## Begin RECORDS FOR PROCESSING

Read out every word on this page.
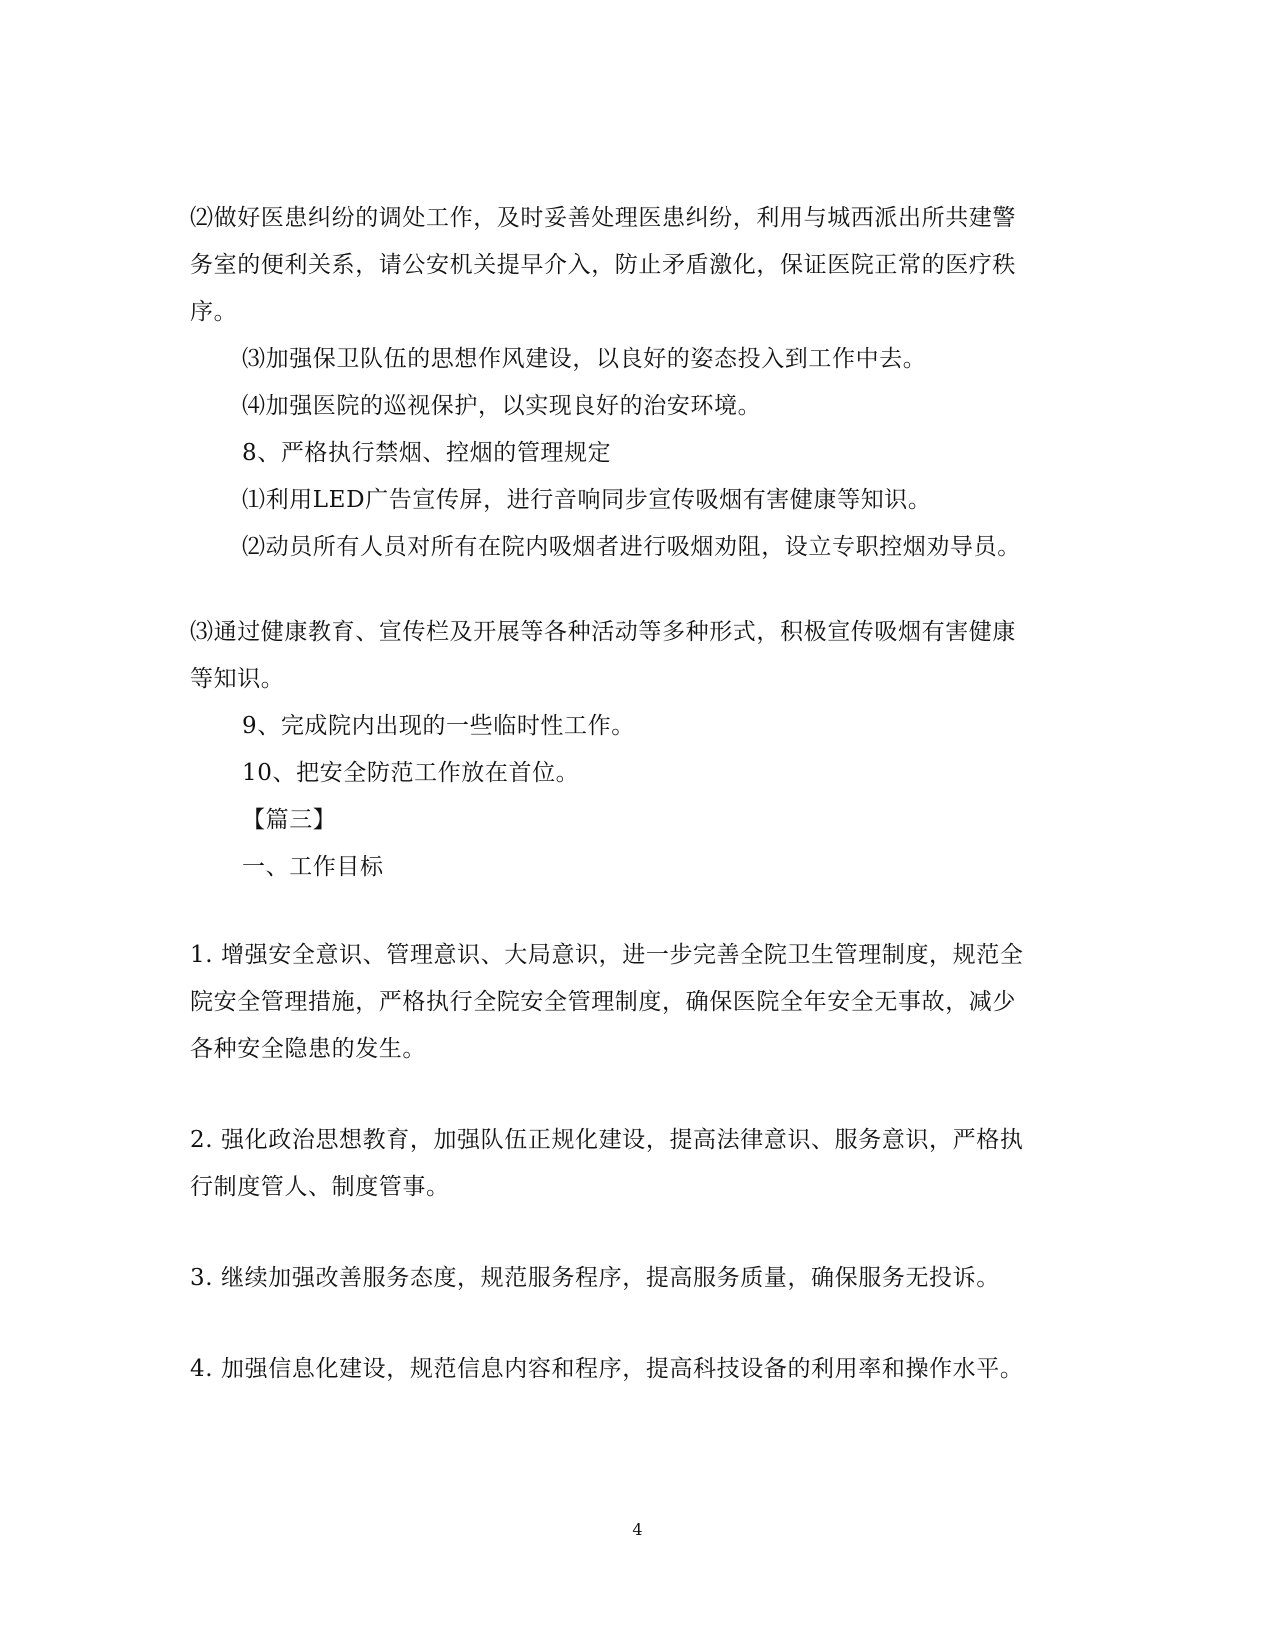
⑵做好医患纠纷的调处工作，及时妥善处理医患纠纷，利用与城西派出所共建警
务室的便利关系，请公安机关提早介入，防止矛盾激化，保证医院正常的医疗秩
序。
⑶加强保卫队伍的思想作风建设，以良好的姿态投入到工作中去。
⑷加强医院的巡视保护，以实现良好的治安环境。
8、严格执行禁烟、控烟的管理规定
⑴利用LED广告宣传屏，进行音响同步宣传吸烟有害健康等知识。
⑵动员所有人员对所有在院内吸烟者进行吸烟劝阻，设立专职控烟劝导员。
⑶通过健康教育、宣传栏及开展等各种活动等多种形式，积极宣传吸烟有害健康
等知识。
9、完成院内出现的一些临时性工作。
10、把安全防范工作放在首位。
【篇三】
一、工作目标
1. 增强安全意识、管理意识、大局意识，进一步完善全院卫生管理制度，规范全
院安全管理措施，严格执行全院安全管理制度，确保医院全年安全无事故，减少
各种安全隐患的发生。
2. 强化政治思想教育，加强队伍正规化建设，提高法律意识、服务意识，严格执
行制度管人、制度管事。
3. 继续加强改善服务态度，规范服务程序，提高服务质量，确保服务无投诉。
4. 加强信息化建设，规范信息内容和程序，提高科技设备的利用率和操作水平。
4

## End RECORDS FOR PROCESSING

- [EXERCISE TASK]:
Using the data above, print every line exactly, omitting pictures.

- [TASK SOLUTION]:
Read out every word on this page.
⑵做好医患纠纷的调处工作，及时妥善处理医患纠纷，利用与城西派出所共建警
务室的便利关系，请公安机关提早介入，防止矛盾激化，保证医院正常的医疗秩
序。
⑶加强保卫队伍的思想作风建设，以良好的姿态投入到工作中去。
⑷加强医院的巡视保护，以实现良好的治安环境。
8、严格执行禁烟、控烟的管理规定
⑴利用LED广告宣传屏，进行音响同步宣传吸烟有害健康等知识。
⑵动员所有人员对所有在院内吸烟者进行吸烟劝阻，设立专职控烟劝导员。
⑶通过健康教育、宣传栏及开展等各种活动等多种形式，积极宣传吸烟有害健康
等知识。
9、完成院内出现的一些临时性工作。
10、把安全防范工作放在首位。
【篇三】
一、工作目标
1. 增强安全意识、管理意识、大局意识，进一步完善全院卫生管理制度，规范全
院安全管理措施，严格执行全院安全管理制度，确保医院全年安全无事故，减少
各种安全隐患的发生。
2. 强化政治思想教育，加强队伍正规化建设，提高法律意识、服务意识，严格执
行制度管人、制度管事。
3. 继续加强改善服务态度，规范服务程序，提高服务质量，确保服务无投诉。
4. 加强信息化建设，规范信息内容和程序，提高科技设备的利用率和操作水平。
4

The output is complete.